• [Given instruction] Below is some material; transcribe all of it exactly.

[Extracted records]
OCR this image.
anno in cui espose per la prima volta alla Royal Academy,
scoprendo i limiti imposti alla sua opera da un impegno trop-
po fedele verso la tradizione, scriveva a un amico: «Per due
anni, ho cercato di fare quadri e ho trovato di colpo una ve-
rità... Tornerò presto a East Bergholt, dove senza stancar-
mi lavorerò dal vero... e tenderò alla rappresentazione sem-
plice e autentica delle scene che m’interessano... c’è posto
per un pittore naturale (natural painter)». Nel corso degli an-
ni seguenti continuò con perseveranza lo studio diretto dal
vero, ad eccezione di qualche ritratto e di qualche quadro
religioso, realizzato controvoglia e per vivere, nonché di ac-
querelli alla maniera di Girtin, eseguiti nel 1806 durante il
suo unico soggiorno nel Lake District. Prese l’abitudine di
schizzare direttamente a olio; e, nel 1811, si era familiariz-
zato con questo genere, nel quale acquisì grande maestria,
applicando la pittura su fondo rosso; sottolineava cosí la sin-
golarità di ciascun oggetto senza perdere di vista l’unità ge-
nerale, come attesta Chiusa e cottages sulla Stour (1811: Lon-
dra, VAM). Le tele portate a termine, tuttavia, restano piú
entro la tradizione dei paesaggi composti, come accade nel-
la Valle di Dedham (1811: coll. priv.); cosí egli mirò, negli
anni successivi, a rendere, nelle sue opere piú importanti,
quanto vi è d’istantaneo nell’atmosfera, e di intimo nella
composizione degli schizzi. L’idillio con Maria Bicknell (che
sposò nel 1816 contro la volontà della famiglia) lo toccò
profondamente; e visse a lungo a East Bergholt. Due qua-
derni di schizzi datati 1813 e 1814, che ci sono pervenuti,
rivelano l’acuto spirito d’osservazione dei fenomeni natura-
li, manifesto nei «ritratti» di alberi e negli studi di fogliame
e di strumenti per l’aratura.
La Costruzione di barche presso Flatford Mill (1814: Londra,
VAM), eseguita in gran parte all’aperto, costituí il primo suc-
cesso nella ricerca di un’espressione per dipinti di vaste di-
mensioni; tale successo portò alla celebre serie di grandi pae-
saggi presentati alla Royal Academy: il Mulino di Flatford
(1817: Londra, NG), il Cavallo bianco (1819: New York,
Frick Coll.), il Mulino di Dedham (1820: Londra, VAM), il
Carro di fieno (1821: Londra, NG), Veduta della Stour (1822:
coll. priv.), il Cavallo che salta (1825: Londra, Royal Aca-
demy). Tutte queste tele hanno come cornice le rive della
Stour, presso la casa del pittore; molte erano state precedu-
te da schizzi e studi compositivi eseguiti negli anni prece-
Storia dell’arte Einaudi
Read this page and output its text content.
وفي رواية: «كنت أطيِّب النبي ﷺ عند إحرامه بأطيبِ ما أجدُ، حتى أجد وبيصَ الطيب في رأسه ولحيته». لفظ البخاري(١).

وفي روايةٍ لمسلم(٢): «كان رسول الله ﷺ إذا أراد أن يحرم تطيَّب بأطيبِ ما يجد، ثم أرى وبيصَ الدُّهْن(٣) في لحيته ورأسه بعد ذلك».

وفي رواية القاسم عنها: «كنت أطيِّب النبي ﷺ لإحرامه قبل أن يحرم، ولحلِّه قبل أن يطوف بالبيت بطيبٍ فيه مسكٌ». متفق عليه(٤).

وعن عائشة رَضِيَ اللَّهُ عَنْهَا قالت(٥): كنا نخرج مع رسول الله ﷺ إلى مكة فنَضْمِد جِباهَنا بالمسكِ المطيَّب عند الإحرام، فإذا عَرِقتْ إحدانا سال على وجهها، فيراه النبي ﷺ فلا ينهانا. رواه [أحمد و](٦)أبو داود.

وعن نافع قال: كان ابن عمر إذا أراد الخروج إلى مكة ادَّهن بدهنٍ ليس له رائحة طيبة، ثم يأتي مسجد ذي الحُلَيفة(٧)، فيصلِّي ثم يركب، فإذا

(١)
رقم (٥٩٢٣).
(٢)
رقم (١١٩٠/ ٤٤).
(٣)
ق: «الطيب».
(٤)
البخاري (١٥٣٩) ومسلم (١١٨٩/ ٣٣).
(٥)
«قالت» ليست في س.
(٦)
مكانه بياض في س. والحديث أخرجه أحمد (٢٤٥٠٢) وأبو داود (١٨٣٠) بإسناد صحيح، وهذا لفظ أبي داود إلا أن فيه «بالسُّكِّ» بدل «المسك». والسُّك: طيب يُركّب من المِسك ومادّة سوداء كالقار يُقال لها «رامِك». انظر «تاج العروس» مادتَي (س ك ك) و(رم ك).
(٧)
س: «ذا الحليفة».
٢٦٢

• [Answer in full]
OCR this image.
anno in cui espose per la prima volta alla Royal Academy,
scoprendo i limiti imposti alla sua opera da un impegno trop-
po fedele verso la tradizione, scriveva a un amico: «Per due
anni, ho cercato di fare quadri e ho trovato di colpo una ve-
rità... Tornerò presto a East Bergholt, dove senza stancar-
mi lavorerò dal vero... e tenderò alla rappresentazione sem-
plice e autentica delle scene che m’interessano... c’è posto
per un pittore naturale (natural painter)». Nel corso degli an-
ni seguenti continuò con perseveranza lo studio diretto dal
vero, ad eccezione di qualche ritratto e di qualche quadro
religioso, realizzato controvoglia e per vivere, nonché di ac-
querelli alla maniera di Girtin, eseguiti nel 1806 durante il
suo unico soggiorno nel Lake District. Prese l’abitudine di
schizzare direttamente a olio; e, nel 1811, si era familiariz-
zato con questo genere, nel quale acquisì grande maestria,
applicando la pittura su fondo rosso; sottolineava cosí la sin-
golarità di ciascun oggetto senza perdere di vista l’unità ge-
nerale, come attesta Chiusa e cottages sulla Stour (1811: Lon-
dra, VAM). Le tele portate a termine, tuttavia, restano piú
entro la tradizione dei paesaggi composti, come accade nel-
la Valle di Dedham (1811: coll. priv.); cosí egli mirò, negli
anni successivi, a rendere, nelle sue opere piú importanti,
quanto vi è d’istantaneo nell’atmosfera, e di intimo nella
composizione degli schizzi. L’idillio con Maria Bicknell (che
sposò nel 1816 contro la volontà della famiglia) lo toccò
profondamente; e visse a lungo a East Bergholt. Due qua-
derni di schizzi datati 1813 e 1814, che ci sono pervenuti,
rivelano l’acuto spirito d’osservazione dei fenomeni natura-
li, manifesto nei «ritratti» di alberi e negli studi di fogliame
e di strumenti per l’aratura.
La Costruzione di barche presso Flatford Mill (1814: Londra,
VAM), eseguita in gran parte all’aperto, costituí il primo suc-
cesso nella ricerca di un’espressione per dipinti di vaste di-
mensioni; tale successo portò alla celebre serie di grandi pae-
saggi presentati alla Royal Academy: il Mulino di Flatford
(1817: Londra, NG), il Cavallo bianco (1819: New York,
Frick Coll.), il Mulino di Dedham (1820: Londra, VAM), il
Carro di fieno (1821: Londra, NG), Veduta della Stour (1822:
coll. priv.), il Cavallo che salta (1825: Londra, Royal Aca-
demy). Tutte queste tele hanno come cornice le rive della
Stour, presso la casa del pittore; molte erano state precedu-
te da schizzi e studi compositivi eseguiti negli anni prece-
Storia dell’arte Einaudi
Read this page and output its text content.
وفي رواية: «كنت أطيِّب النبي ﷺ عند إحرامه بأطيبِ ما أجدُ، حتى أجد وبيصَ الطيب في رأسه ولحيته». لفظ البخاري(١).

وفي روايةٍ لمسلم(٢): «كان رسول الله ﷺ إذا أراد أن يحرم تطيَّب بأطيبِ ما يجد، ثم أرى وبيصَ الدُّهْن(٣) في لحيته ورأسه بعد ذلك».

وفي رواية القاسم عنها: «كنت أطيِّب النبي ﷺ لإحرامه قبل أن يحرم، ولحلِّه قبل أن يطوف بالبيت بطيبٍ فيه مسكٌ». متفق عليه(٤).

وعن عائشة رَضِيَ اللَّهُ عَنْهَا قالت(٥): كنا نخرج مع رسول الله ﷺ إلى مكة فنَضْمِد جِباهَنا بالمسكِ المطيَّب عند الإحرام، فإذا عَرِقتْ إحدانا سال على وجهها، فيراه النبي ﷺ فلا ينهانا. رواه [أحمد و](٦)أبو داود.

وعن نافع قال: كان ابن عمر إذا أراد الخروج إلى مكة ادَّهن بدهنٍ ليس له رائحة طيبة، ثم يأتي مسجد ذي الحُلَيفة(٧)، فيصلِّي ثم يركب، فإذا

(١)
رقم (٥٩٢٣).
(٢)
رقم (١١٩٠/ ٤٤).
(٣)
ق: «الطيب».
(٤)
البخاري (١٥٣٩) ومسلم (١١٨٩/ ٣٣).
(٥)
«قالت» ليست في س.
(٦)
مكانه بياض في س. والحديث أخرجه أحمد (٢٤٥٠٢) وأبو داود (١٨٣٠) بإسناد صحيح، وهذا لفظ أبي داود إلا أن فيه «بالسُّكِّ» بدل «المسك». والسُّك: طيب يُركّب من المِسك ومادّة سوداء كالقار يُقال لها «رامِك». انظر «تاج العروس» مادتَي (س ك ك) و(رم ك).
(٧)
س: «ذا الحليفة».
٢٦٢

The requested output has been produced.